What to produce | All records below must be retyped exactly.

Provided data |
----
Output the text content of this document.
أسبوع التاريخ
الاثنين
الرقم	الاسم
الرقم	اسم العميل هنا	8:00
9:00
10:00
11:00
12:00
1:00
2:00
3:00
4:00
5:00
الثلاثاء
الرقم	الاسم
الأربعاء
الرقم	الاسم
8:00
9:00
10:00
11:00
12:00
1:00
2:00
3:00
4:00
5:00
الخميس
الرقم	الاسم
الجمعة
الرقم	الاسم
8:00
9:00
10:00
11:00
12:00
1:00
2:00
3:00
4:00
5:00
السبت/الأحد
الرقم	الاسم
----
Output |
Output the text content of this document.
أسبوع التاريخ
الاثنين
الرقم	الاسم
الرقم	اسم العميل هنا	8:00
9:00
10:00
11:00
12:00
1:00
2:00
3:00
4:00
5:00
الثلاثاء
الرقم	الاسم
الأربعاء
الرقم	الاسم
8:00
9:00
10:00
11:00
12:00
1:00
2:00
3:00
4:00
5:00
الخميس
الرقم	الاسم
الجمعة
الرقم	الاسم
8:00
9:00
10:00
11:00
12:00
1:00
2:00
3:00
4:00
5:00
السبت/الأحد
الرقم	الاسم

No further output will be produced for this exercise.